(Stored data)

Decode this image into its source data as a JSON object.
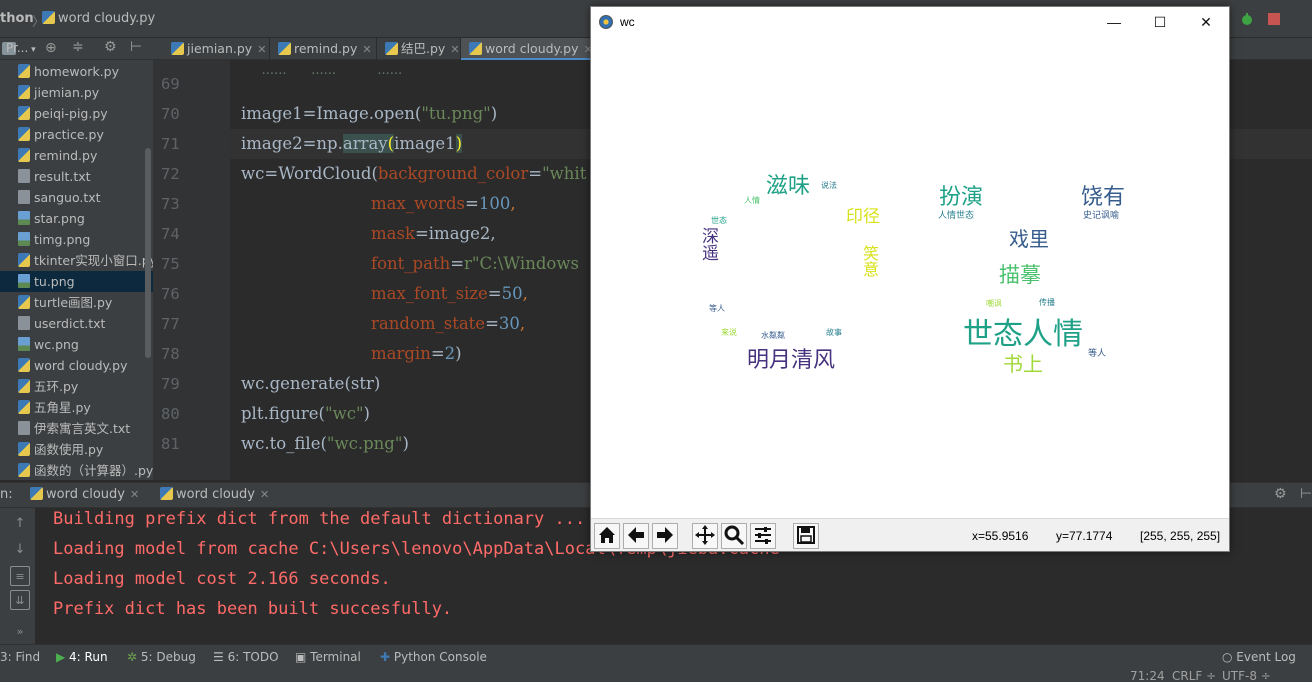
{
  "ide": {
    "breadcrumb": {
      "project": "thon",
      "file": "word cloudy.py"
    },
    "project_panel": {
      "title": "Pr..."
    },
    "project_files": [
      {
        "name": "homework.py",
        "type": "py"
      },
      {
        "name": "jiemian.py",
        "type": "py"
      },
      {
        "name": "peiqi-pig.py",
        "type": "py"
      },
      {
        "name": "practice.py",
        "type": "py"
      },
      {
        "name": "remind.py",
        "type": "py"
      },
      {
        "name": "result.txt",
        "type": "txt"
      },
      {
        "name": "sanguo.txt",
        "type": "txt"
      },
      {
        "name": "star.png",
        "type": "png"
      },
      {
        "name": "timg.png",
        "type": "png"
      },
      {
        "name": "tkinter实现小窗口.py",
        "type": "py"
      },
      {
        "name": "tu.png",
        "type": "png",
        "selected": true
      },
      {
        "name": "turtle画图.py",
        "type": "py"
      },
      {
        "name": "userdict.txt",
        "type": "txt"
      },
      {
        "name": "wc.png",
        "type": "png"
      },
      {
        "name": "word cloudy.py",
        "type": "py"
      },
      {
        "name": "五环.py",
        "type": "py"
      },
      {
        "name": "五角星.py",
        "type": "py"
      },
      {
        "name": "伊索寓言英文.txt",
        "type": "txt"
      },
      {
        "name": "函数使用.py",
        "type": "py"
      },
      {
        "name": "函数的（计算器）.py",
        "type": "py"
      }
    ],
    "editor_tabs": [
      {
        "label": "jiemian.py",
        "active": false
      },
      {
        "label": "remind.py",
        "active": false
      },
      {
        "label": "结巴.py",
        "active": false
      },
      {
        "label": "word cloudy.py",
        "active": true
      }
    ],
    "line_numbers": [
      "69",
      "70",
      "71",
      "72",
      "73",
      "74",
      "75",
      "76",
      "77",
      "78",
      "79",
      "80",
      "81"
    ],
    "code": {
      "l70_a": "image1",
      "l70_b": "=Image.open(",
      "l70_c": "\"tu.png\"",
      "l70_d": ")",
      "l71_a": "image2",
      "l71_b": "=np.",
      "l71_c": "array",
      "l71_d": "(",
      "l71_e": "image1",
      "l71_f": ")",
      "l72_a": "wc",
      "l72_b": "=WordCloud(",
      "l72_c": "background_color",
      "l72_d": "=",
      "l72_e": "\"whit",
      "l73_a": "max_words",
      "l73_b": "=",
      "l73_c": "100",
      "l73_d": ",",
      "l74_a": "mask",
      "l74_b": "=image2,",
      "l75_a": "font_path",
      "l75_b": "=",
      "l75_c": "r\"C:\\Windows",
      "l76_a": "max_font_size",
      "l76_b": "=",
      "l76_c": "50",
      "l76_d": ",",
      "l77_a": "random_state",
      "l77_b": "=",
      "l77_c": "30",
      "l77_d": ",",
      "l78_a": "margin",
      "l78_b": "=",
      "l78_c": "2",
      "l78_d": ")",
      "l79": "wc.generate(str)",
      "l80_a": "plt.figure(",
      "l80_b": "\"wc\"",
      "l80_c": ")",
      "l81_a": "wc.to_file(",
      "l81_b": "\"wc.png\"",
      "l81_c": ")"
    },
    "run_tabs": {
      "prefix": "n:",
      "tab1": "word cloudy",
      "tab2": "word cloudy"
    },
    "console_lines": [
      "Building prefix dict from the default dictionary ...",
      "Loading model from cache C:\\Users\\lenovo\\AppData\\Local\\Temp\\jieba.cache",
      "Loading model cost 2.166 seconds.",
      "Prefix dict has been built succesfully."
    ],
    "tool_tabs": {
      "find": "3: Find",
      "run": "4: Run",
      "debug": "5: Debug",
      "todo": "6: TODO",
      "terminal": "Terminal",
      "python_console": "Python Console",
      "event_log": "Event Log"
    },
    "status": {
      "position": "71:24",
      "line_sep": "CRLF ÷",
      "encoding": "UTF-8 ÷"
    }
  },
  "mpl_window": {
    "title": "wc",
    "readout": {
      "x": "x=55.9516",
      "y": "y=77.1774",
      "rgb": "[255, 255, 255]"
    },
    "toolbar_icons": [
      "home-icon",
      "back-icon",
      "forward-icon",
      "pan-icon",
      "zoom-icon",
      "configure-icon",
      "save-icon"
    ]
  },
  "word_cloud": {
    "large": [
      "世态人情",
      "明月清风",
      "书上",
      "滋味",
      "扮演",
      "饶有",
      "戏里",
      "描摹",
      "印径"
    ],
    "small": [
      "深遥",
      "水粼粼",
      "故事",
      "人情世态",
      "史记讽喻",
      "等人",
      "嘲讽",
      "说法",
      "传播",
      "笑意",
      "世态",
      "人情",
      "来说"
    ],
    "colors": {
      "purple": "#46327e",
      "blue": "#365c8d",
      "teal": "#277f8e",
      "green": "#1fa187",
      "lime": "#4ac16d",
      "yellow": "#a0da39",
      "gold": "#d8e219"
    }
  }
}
* * *
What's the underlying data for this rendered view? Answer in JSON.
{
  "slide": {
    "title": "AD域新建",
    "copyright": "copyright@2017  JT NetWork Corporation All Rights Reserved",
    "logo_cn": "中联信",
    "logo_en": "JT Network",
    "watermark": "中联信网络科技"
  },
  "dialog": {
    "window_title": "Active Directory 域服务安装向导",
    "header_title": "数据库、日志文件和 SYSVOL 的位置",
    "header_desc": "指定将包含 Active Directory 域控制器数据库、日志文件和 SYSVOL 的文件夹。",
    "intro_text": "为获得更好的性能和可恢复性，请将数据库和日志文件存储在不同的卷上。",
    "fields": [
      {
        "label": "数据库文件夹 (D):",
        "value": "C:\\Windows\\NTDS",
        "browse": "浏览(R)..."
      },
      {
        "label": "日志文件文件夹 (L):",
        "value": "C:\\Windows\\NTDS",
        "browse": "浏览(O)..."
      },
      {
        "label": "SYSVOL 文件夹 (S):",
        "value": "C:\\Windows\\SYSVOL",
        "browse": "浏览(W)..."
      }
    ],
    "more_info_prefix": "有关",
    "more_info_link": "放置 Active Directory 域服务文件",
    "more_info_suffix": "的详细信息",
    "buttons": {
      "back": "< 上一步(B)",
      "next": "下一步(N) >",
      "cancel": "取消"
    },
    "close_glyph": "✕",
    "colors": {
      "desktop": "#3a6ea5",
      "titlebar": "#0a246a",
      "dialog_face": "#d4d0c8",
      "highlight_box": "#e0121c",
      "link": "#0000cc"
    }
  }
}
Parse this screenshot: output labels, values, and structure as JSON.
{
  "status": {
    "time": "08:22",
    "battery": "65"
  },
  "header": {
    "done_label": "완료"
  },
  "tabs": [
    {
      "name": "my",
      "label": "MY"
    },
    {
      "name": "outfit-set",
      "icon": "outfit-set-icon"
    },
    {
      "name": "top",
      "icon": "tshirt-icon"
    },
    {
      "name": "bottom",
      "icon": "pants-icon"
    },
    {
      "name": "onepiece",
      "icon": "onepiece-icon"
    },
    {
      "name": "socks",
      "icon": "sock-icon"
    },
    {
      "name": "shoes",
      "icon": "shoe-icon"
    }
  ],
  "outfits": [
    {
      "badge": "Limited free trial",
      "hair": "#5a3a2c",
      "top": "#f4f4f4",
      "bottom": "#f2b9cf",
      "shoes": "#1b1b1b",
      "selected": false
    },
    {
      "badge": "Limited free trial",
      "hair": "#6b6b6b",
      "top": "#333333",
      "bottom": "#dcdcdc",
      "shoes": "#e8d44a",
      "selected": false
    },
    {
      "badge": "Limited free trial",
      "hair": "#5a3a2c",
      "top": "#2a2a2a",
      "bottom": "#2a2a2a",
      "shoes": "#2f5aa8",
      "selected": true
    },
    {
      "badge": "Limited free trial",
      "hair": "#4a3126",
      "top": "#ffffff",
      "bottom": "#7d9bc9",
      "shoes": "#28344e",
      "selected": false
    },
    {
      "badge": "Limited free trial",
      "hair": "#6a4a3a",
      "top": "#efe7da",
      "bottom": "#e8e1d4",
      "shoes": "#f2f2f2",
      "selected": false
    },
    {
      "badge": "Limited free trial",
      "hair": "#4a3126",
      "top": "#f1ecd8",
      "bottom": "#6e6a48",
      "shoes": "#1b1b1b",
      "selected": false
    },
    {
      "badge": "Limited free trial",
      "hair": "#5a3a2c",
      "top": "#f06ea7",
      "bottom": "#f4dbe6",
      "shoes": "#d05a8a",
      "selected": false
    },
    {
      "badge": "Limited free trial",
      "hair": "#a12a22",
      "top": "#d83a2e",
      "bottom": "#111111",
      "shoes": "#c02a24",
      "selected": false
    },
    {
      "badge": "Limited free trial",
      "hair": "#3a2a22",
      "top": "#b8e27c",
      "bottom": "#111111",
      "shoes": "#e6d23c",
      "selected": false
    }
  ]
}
==
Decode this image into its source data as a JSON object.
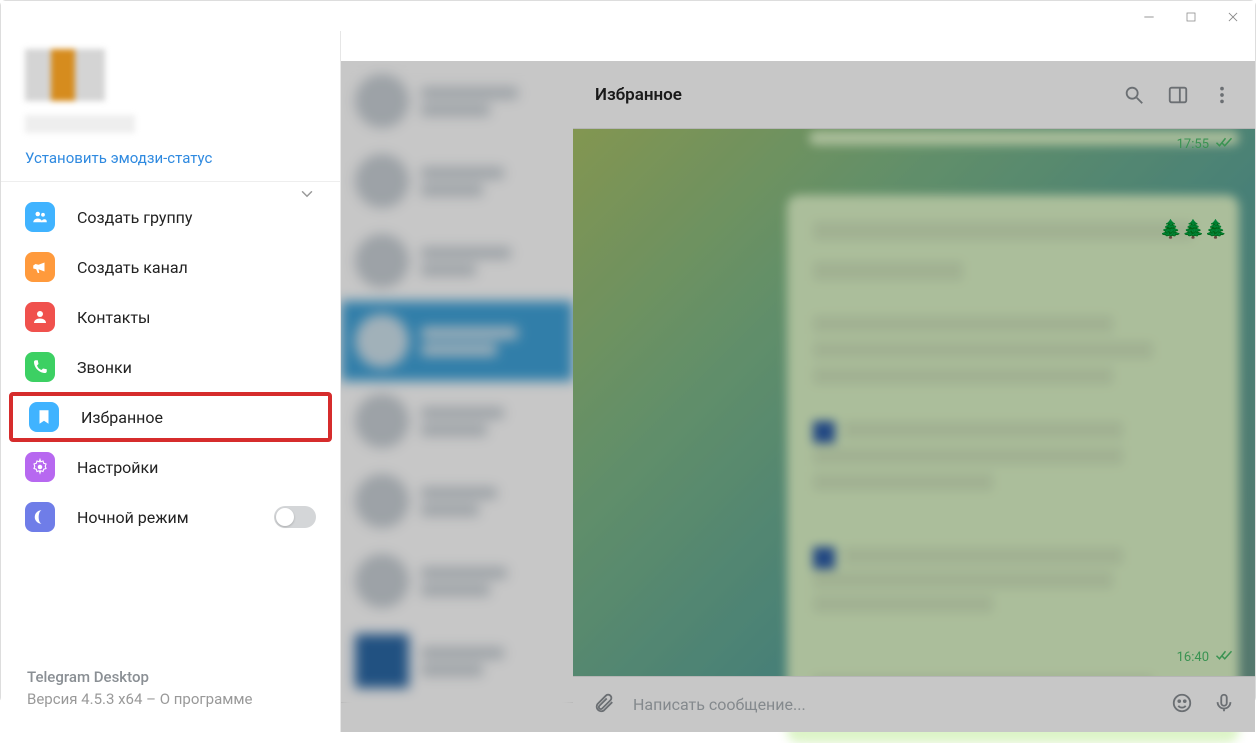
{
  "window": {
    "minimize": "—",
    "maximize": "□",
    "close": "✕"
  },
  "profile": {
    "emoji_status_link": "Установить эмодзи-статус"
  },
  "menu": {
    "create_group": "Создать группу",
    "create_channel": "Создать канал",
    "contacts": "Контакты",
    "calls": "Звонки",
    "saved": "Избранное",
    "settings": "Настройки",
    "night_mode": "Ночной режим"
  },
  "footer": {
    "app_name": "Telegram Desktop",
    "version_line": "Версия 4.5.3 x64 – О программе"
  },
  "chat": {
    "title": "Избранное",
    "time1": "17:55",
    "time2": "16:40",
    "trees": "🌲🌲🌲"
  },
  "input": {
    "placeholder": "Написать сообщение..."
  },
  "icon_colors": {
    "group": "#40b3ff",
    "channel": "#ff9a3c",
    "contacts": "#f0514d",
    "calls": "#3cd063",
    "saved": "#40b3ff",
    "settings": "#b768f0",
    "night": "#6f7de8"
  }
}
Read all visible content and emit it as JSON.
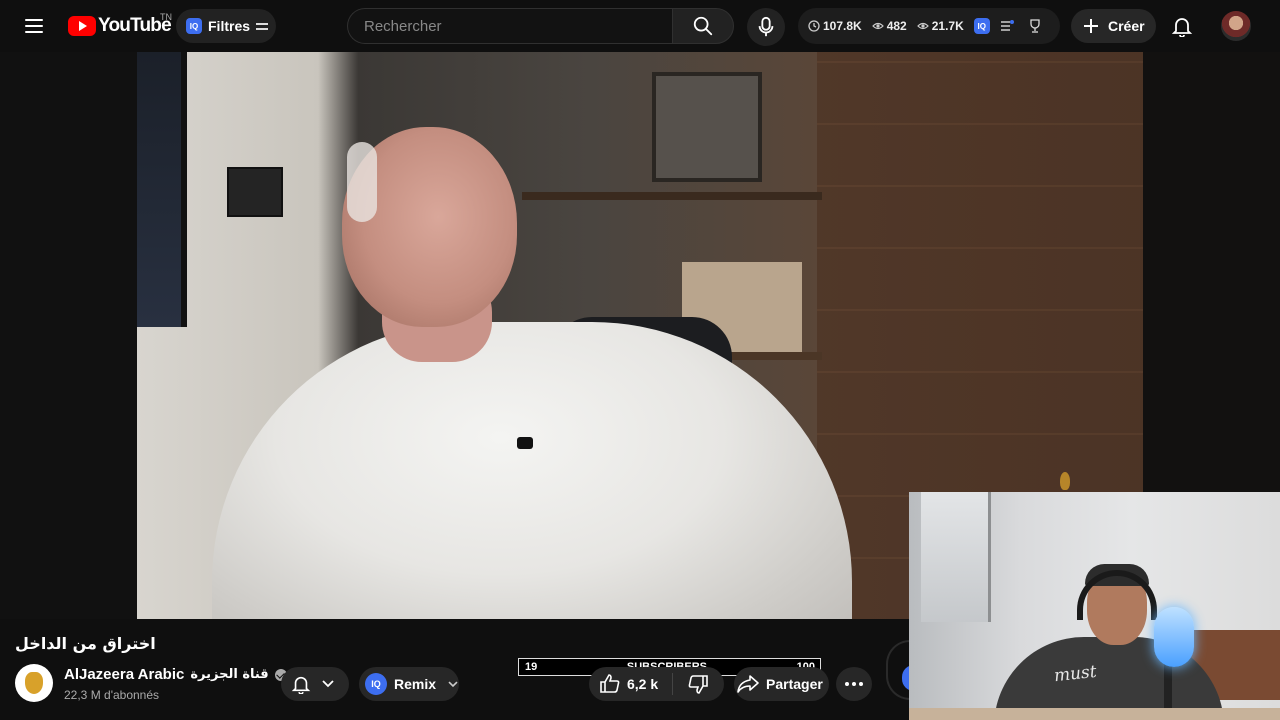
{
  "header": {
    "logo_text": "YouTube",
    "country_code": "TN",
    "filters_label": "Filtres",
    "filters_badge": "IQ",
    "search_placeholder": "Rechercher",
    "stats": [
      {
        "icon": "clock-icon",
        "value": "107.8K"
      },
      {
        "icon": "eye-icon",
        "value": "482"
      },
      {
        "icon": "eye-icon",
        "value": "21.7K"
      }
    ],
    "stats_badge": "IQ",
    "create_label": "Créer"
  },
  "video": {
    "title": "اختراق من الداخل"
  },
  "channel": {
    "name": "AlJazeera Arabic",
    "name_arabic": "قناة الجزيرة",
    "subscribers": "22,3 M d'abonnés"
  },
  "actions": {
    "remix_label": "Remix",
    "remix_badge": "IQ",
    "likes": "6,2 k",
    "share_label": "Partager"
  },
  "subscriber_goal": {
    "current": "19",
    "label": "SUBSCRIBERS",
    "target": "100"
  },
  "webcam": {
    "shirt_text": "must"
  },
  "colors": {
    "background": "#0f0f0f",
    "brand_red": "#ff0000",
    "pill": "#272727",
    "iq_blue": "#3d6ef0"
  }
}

Given instruction: In the records above, find each line with the word "SYSVOL" and copy it.

Output for this exercise:
    "header_title": "数据库、日志文件和 SYSVOL 的位置",
    "header_desc": "指定将包含 Active Directory 域控制器数据库、日志文件和 SYSVOL 的文件夹。",
        "label": "SYSVOL 文件夹 (S):",
        "value": "C:\\Windows\\SYSVOL",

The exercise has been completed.